- [What is needed]: Extract the lines that carry the string "JSON" from the listing.

- [Raw data]:
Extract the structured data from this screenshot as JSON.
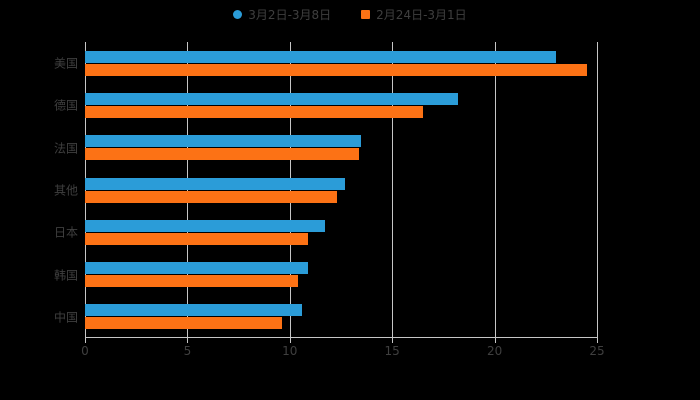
{
  "colors": {
    "background": "#000000",
    "grid": "#c6c6c6",
    "axis": "#c6c6c6",
    "text": "#3f3f3f",
    "series_blue": "#2B9CD8",
    "series_orange": "#FC7215"
  },
  "legend": {
    "items": [
      {
        "label": "3月2日-3月8日",
        "color": "#2B9CD8",
        "marker": "circle"
      },
      {
        "label": "2月24日-3月1日",
        "color": "#FC7215",
        "marker": "square"
      }
    ]
  },
  "chart_data": {
    "type": "bar",
    "orientation": "horizontal",
    "title": "",
    "xlabel": "",
    "ylabel": "",
    "categories": [
      "美国",
      "德国",
      "法国",
      "其他",
      "日本",
      "韩国",
      "中国"
    ],
    "series": [
      {
        "name": "3月2日-3月8日",
        "color": "#2B9CD8",
        "values": [
          23.0,
          18.2,
          13.5,
          12.7,
          11.7,
          10.9,
          10.6
        ]
      },
      {
        "name": "2月24日-3月1日",
        "color": "#FC7215",
        "values": [
          24.5,
          16.5,
          13.4,
          12.3,
          10.9,
          10.4,
          9.6
        ]
      }
    ],
    "xlim": [
      0,
      25
    ],
    "xticks": [
      0,
      5,
      10,
      15,
      20,
      25
    ],
    "grid": true,
    "legend_position": "top-center"
  }
}
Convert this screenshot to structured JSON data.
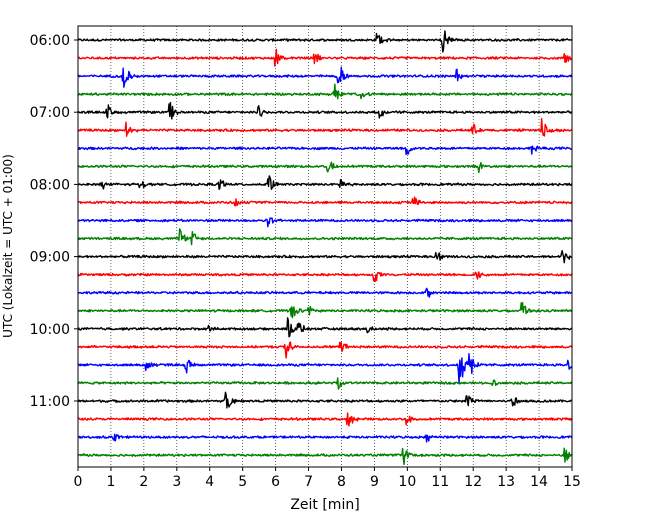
{
  "chart_data": {
    "type": "line",
    "title": "",
    "xlabel": "Zeit  [min]",
    "ylabel": "UTC (Lokalzeit = UTC + 01:00)",
    "xlim": [
      0,
      15
    ],
    "x_ticks": [
      "0",
      "1",
      "2",
      "3",
      "4",
      "5",
      "6",
      "7",
      "8",
      "9",
      "10",
      "11",
      "12",
      "13",
      "14",
      "15"
    ],
    "y_ticks": [
      {
        "label": "06:00",
        "trace": 0
      },
      {
        "label": "07:00",
        "trace": 4
      },
      {
        "label": "08:00",
        "trace": 8
      },
      {
        "label": "09:00",
        "trace": 12
      },
      {
        "label": "10:00",
        "trace": 16
      },
      {
        "label": "11:00",
        "trace": 20
      }
    ],
    "grid": "vertical-dotted",
    "trace_colors": [
      "#000000",
      "#ff0000",
      "#0000ff",
      "#008000"
    ],
    "traces": [
      {
        "start": "06:00",
        "color": "#000000",
        "events": [
          [
            9.1,
            0.7
          ],
          [
            11.1,
            1.3
          ]
        ]
      },
      {
        "start": "06:15",
        "color": "#ff0000",
        "events": [
          [
            6.0,
            0.9
          ],
          [
            7.2,
            0.6
          ],
          [
            14.8,
            0.6
          ]
        ]
      },
      {
        "start": "06:30",
        "color": "#0000ff",
        "events": [
          [
            1.4,
            1.4
          ],
          [
            7.9,
            0.8
          ],
          [
            8.0,
            0.6
          ],
          [
            11.5,
            0.6
          ]
        ]
      },
      {
        "start": "06:45",
        "color": "#008000",
        "events": [
          [
            7.8,
            1.0
          ],
          [
            8.6,
            0.5
          ]
        ]
      },
      {
        "start": "07:00",
        "color": "#000000",
        "events": [
          [
            0.9,
            0.9
          ],
          [
            2.8,
            1.1
          ],
          [
            5.5,
            0.7
          ],
          [
            9.2,
            0.6
          ]
        ]
      },
      {
        "start": "07:15",
        "color": "#ff0000",
        "events": [
          [
            1.5,
            0.8
          ],
          [
            12.0,
            0.6
          ],
          [
            14.1,
            1.2
          ]
        ]
      },
      {
        "start": "07:30",
        "color": "#0000ff",
        "events": [
          [
            10.0,
            0.6
          ],
          [
            13.8,
            0.5
          ]
        ]
      },
      {
        "start": "07:45",
        "color": "#008000",
        "events": [
          [
            7.6,
            0.8
          ],
          [
            12.2,
            0.5
          ]
        ]
      },
      {
        "start": "08:00",
        "color": "#000000",
        "events": [
          [
            0.7,
            0.6
          ],
          [
            1.9,
            0.5
          ],
          [
            4.3,
            0.8
          ],
          [
            5.8,
            0.9
          ],
          [
            8.0,
            0.6
          ]
        ]
      },
      {
        "start": "08:15",
        "color": "#ff0000",
        "events": [
          [
            10.2,
            0.7
          ],
          [
            4.8,
            0.4
          ]
        ]
      },
      {
        "start": "08:30",
        "color": "#0000ff",
        "events": [
          [
            5.8,
            0.5
          ]
        ]
      },
      {
        "start": "08:45",
        "color": "#008000",
        "events": [
          [
            3.1,
            1.0
          ],
          [
            3.5,
            0.6
          ]
        ]
      },
      {
        "start": "09:00",
        "color": "#000000",
        "events": [
          [
            10.9,
            0.6
          ],
          [
            14.7,
            0.9
          ]
        ]
      },
      {
        "start": "09:15",
        "color": "#ff0000",
        "events": [
          [
            9.0,
            0.9
          ],
          [
            12.1,
            0.6
          ]
        ]
      },
      {
        "start": "09:30",
        "color": "#0000ff",
        "events": [
          [
            10.6,
            0.6
          ]
        ]
      },
      {
        "start": "09:45",
        "color": "#008000",
        "events": [
          [
            6.5,
            0.9
          ],
          [
            7.0,
            0.6
          ],
          [
            13.5,
            0.9
          ]
        ]
      },
      {
        "start": "10:00",
        "color": "#000000",
        "events": [
          [
            4.0,
            0.4
          ],
          [
            6.4,
            1.0
          ],
          [
            6.7,
            0.8
          ],
          [
            8.8,
            0.5
          ]
        ]
      },
      {
        "start": "10:15",
        "color": "#ff0000",
        "events": [
          [
            6.3,
            1.4
          ],
          [
            8.0,
            0.5
          ]
        ]
      },
      {
        "start": "10:30",
        "color": "#0000ff",
        "events": [
          [
            2.1,
            0.6
          ],
          [
            3.3,
            0.7
          ],
          [
            11.6,
            2.0
          ],
          [
            11.9,
            1.6
          ],
          [
            14.9,
            0.7
          ]
        ]
      },
      {
        "start": "10:45",
        "color": "#008000",
        "events": [
          [
            7.9,
            0.7
          ],
          [
            12.6,
            0.4
          ]
        ]
      },
      {
        "start": "11:00",
        "color": "#000000",
        "events": [
          [
            4.5,
            1.1
          ],
          [
            11.8,
            0.9
          ],
          [
            13.2,
            0.7
          ]
        ]
      },
      {
        "start": "11:15",
        "color": "#ff0000",
        "events": [
          [
            8.2,
            0.9
          ],
          [
            10.0,
            0.6
          ]
        ]
      },
      {
        "start": "11:30",
        "color": "#0000ff",
        "events": [
          [
            1.1,
            0.5
          ],
          [
            10.6,
            0.4
          ]
        ]
      },
      {
        "start": "11:45",
        "color": "#008000",
        "events": [
          [
            9.9,
            0.9
          ],
          [
            14.8,
            0.7
          ]
        ]
      }
    ]
  }
}
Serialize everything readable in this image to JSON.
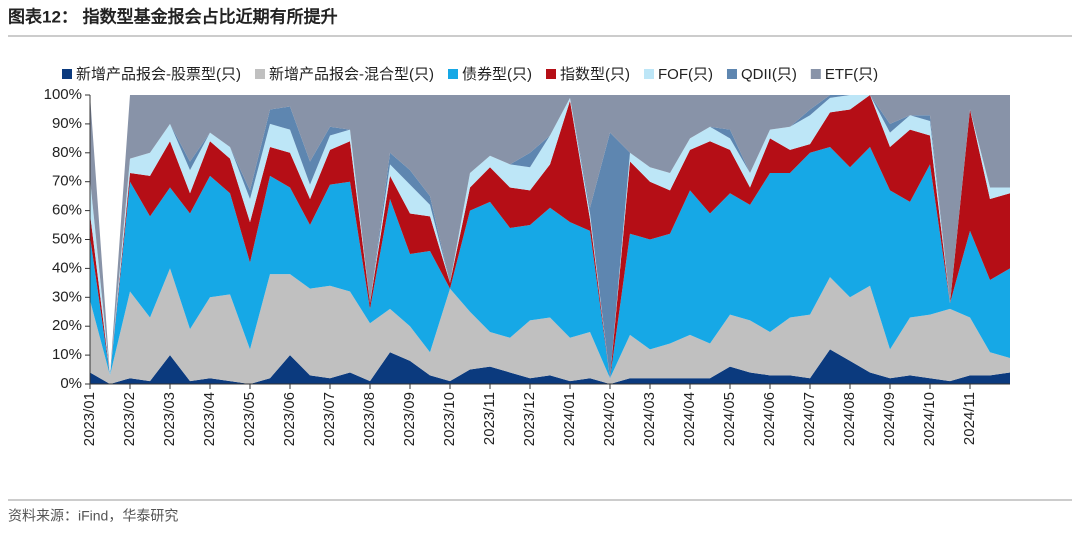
{
  "chart_data": {
    "type": "stacked_area",
    "title": "图表12： 指数型基金报会占比近期有所提升",
    "source": "资料来源：iFind，华泰研究",
    "categories": [
      "2023/01",
      null,
      "2023/02",
      null,
      "2023/03",
      null,
      "2023/04",
      null,
      "2023/05",
      null,
      "2023/06",
      null,
      "2023/07",
      null,
      "2023/08",
      null,
      "2023/09",
      null,
      "2023/10",
      null,
      "2023/11",
      null,
      "2023/12",
      null,
      "2024/01",
      null,
      "2024/02",
      null,
      "2024/03",
      null,
      "2024/04",
      null,
      "2024/05",
      null,
      "2024/06",
      null,
      "2024/07",
      null,
      "2024/08",
      null,
      "2024/09",
      null,
      "2024/10",
      null,
      "2024/11",
      null,
      null
    ],
    "series": [
      {
        "name": "新增产品报会-股票型(只)",
        "color": "#0b3a7e",
        "values": [
          4,
          0,
          2,
          1,
          10,
          1,
          2,
          1,
          0,
          2,
          10,
          3,
          2,
          4,
          1,
          11,
          8,
          3,
          1,
          5,
          6,
          4,
          2,
          3,
          1,
          2,
          0,
          2,
          2,
          2,
          2,
          2,
          6,
          4,
          3,
          3,
          2,
          12,
          8,
          4,
          2,
          3,
          2,
          1,
          3,
          3,
          4
        ]
      },
      {
        "name": "新增产品报会-混合型(只)",
        "color": "#c0c0c0",
        "values": [
          25,
          3,
          30,
          22,
          30,
          18,
          28,
          30,
          12,
          36,
          28,
          30,
          32,
          28,
          20,
          15,
          12,
          8,
          32,
          20,
          12,
          12,
          20,
          20,
          15,
          16,
          2,
          15,
          10,
          12,
          15,
          12,
          18,
          18,
          15,
          20,
          22,
          25,
          22,
          30,
          10,
          20,
          22,
          25,
          20,
          8,
          5
        ]
      },
      {
        "name": "债券型(只)",
        "color": "#16a8e6",
        "values": [
          22,
          0,
          38,
          35,
          28,
          40,
          42,
          35,
          30,
          34,
          30,
          22,
          35,
          38,
          5,
          38,
          25,
          35,
          0,
          35,
          45,
          38,
          33,
          38,
          40,
          35,
          0,
          35,
          38,
          38,
          50,
          45,
          42,
          40,
          55,
          50,
          56,
          45,
          45,
          48,
          55,
          40,
          52,
          2,
          30,
          25,
          31
        ]
      },
      {
        "name": "指数型(只)",
        "color": "#b50e16",
        "values": [
          8,
          0,
          3,
          14,
          16,
          7,
          12,
          12,
          14,
          10,
          12,
          9,
          12,
          14,
          2,
          8,
          14,
          12,
          2,
          8,
          12,
          14,
          12,
          15,
          42,
          4,
          0,
          25,
          20,
          15,
          14,
          25,
          15,
          6,
          12,
          8,
          3,
          12,
          20,
          18,
          15,
          25,
          10,
          0,
          42,
          28,
          26
        ]
      },
      {
        "name": "FOF(只)",
        "color": "#bde6f7",
        "values": [
          12,
          0,
          5,
          8,
          6,
          8,
          3,
          4,
          8,
          8,
          8,
          5,
          5,
          4,
          0,
          4,
          10,
          4,
          0,
          5,
          4,
          8,
          8,
          10,
          1,
          2,
          0,
          3,
          5,
          6,
          4,
          5,
          4,
          5,
          3,
          8,
          10,
          5,
          5,
          0,
          5,
          5,
          5,
          0,
          0,
          4,
          2
        ]
      },
      {
        "name": "QDII(只)",
        "color": "#5e86b0",
        "values": [
          0,
          0,
          0,
          0,
          0,
          3,
          0,
          0,
          3,
          5,
          8,
          8,
          3,
          0,
          0,
          4,
          5,
          3,
          0,
          0,
          0,
          0,
          5,
          0,
          0,
          2,
          85,
          0,
          0,
          0,
          0,
          0,
          3,
          0,
          0,
          0,
          2,
          1,
          0,
          0,
          3,
          0,
          2,
          0,
          0,
          0,
          0
        ]
      },
      {
        "name": "ETF(只)",
        "color": "#8893a8",
        "values": [
          29,
          0,
          22,
          20,
          10,
          23,
          13,
          18,
          33,
          5,
          4,
          23,
          11,
          12,
          72,
          20,
          26,
          35,
          65,
          27,
          21,
          24,
          20,
          14,
          1,
          39,
          13,
          20,
          25,
          27,
          15,
          11,
          12,
          27,
          12,
          11,
          5,
          0,
          0,
          0,
          10,
          7,
          7,
          72,
          5,
          32,
          32
        ]
      }
    ],
    "ylim": [
      0,
      100
    ],
    "yticks": [
      {
        "value": 0,
        "label": "0%"
      },
      {
        "value": 10,
        "label": "10%"
      },
      {
        "value": 20,
        "label": "20%"
      },
      {
        "value": 30,
        "label": "30%"
      },
      {
        "value": 40,
        "label": "40%"
      },
      {
        "value": 50,
        "label": "50%"
      },
      {
        "value": 60,
        "label": "60%"
      },
      {
        "value": 70,
        "label": "70%"
      },
      {
        "value": 80,
        "label": "80%"
      },
      {
        "value": 90,
        "label": "90%"
      },
      {
        "value": 100,
        "label": "100%"
      }
    ],
    "legend": "top"
  }
}
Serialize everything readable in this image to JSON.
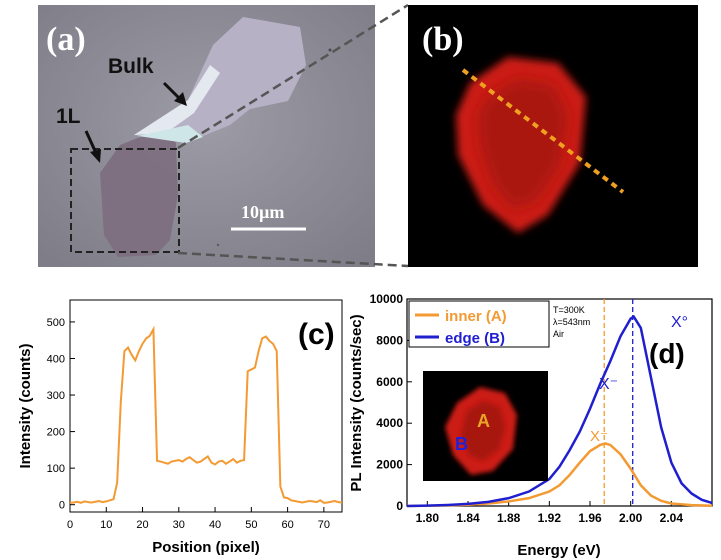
{
  "panel_a": {
    "letter": "(a)",
    "label_bulk": "Bulk",
    "label_1l": "1L",
    "scalebar_text": "10µm"
  },
  "panel_b": {
    "letter": "(b)"
  },
  "panel_c": {
    "letter": "(c)",
    "chart_data": {
      "type": "line",
      "xlabel": "Position (pixel)",
      "ylabel": "Intensity (counts)",
      "xlim": [
        0,
        75
      ],
      "ylim": [
        -20,
        560
      ],
      "xticks": [
        0,
        10,
        20,
        30,
        40,
        50,
        60,
        70
      ],
      "yticks": [
        0,
        100,
        200,
        300,
        400,
        500
      ],
      "color": "#f39a33",
      "x": [
        0,
        1,
        2,
        3,
        4,
        5,
        6,
        7,
        8,
        9,
        10,
        11,
        12,
        13,
        14,
        15,
        16,
        17,
        18,
        19,
        20,
        21,
        22,
        23,
        24,
        25,
        26,
        27,
        28,
        29,
        30,
        31,
        32,
        33,
        34,
        35,
        36,
        37,
        38,
        39,
        40,
        41,
        42,
        43,
        44,
        45,
        46,
        47,
        48,
        49,
        50,
        51,
        52,
        53,
        54,
        55,
        56,
        57,
        58,
        59,
        60,
        61,
        62,
        63,
        64,
        65,
        66,
        67,
        68,
        69,
        70,
        71,
        72,
        73,
        74,
        75
      ],
      "y": [
        5,
        6,
        8,
        5,
        9,
        7,
        6,
        8,
        10,
        7,
        9,
        12,
        15,
        60,
        280,
        420,
        430,
        410,
        395,
        420,
        440,
        455,
        462,
        480,
        120,
        118,
        115,
        112,
        118,
        120,
        122,
        118,
        125,
        130,
        122,
        115,
        118,
        125,
        132,
        115,
        110,
        118,
        120,
        112,
        118,
        125,
        115,
        120,
        122,
        365,
        370,
        375,
        420,
        455,
        460,
        448,
        440,
        420,
        50,
        20,
        18,
        12,
        10,
        8,
        6,
        8,
        10,
        9,
        7,
        12,
        5,
        6,
        8,
        10,
        7,
        6
      ]
    }
  },
  "panel_d": {
    "letter": "(d)",
    "chart_data": {
      "type": "line",
      "xlabel": "Energy (eV)",
      "ylabel": "PL Intensity (counts/sec)",
      "xlim": [
        1.78,
        2.08
      ],
      "ylim": [
        0,
        10000
      ],
      "xticks": [
        "1.80",
        "1.84",
        "1.88",
        "1.92",
        "1.96",
        "2.00",
        "2.04"
      ],
      "yticks": [
        0,
        2000,
        4000,
        6000,
        8000,
        10000
      ],
      "legend": [
        {
          "name": "inner (A)",
          "color": "#f39a33"
        },
        {
          "name": "edge  (B)",
          "color": "#1f1fd0"
        }
      ],
      "conditions": [
        "T=300K",
        "λ=543nm",
        "Air"
      ],
      "annotations": {
        "x0": "X°",
        "xminus_b": "X⁻",
        "xminus_a": "X⁻"
      },
      "inset_label_a": "A",
      "inset_label_b": "B",
      "vlines": [
        1.974,
        2.002
      ],
      "series": [
        {
          "name": "inner (A)",
          "color": "#f39a33",
          "x": [
            1.78,
            1.8,
            1.82,
            1.84,
            1.86,
            1.88,
            1.9,
            1.92,
            1.93,
            1.94,
            1.95,
            1.96,
            1.97,
            1.975,
            1.98,
            1.99,
            2.0,
            2.01,
            2.02,
            2.03,
            2.04,
            2.06,
            2.08
          ],
          "y": [
            0,
            10,
            30,
            60,
            120,
            220,
            380,
            700,
            1000,
            1500,
            2100,
            2650,
            2950,
            3020,
            2950,
            2500,
            1800,
            1000,
            500,
            250,
            120,
            40,
            10
          ]
        },
        {
          "name": "edge  (B)",
          "color": "#1f1fd0",
          "x": [
            1.78,
            1.8,
            1.82,
            1.84,
            1.86,
            1.88,
            1.9,
            1.92,
            1.93,
            1.94,
            1.95,
            1.96,
            1.97,
            1.98,
            1.99,
            2.0,
            2.003,
            2.01,
            2.02,
            2.03,
            2.04,
            2.05,
            2.06,
            2.07,
            2.08
          ],
          "y": [
            0,
            20,
            50,
            100,
            200,
            380,
            700,
            1300,
            1900,
            2700,
            3600,
            4700,
            5900,
            7000,
            8200,
            9050,
            9150,
            8600,
            6200,
            3800,
            2100,
            1100,
            600,
            300,
            150
          ]
        }
      ]
    }
  }
}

- [In response]:
Extract the structured data from this screenshot as JSON.
Convert this screenshot to structured JSON data.
Serialize everything readable in this image to JSON.
Serialize everything readable in this image to JSON.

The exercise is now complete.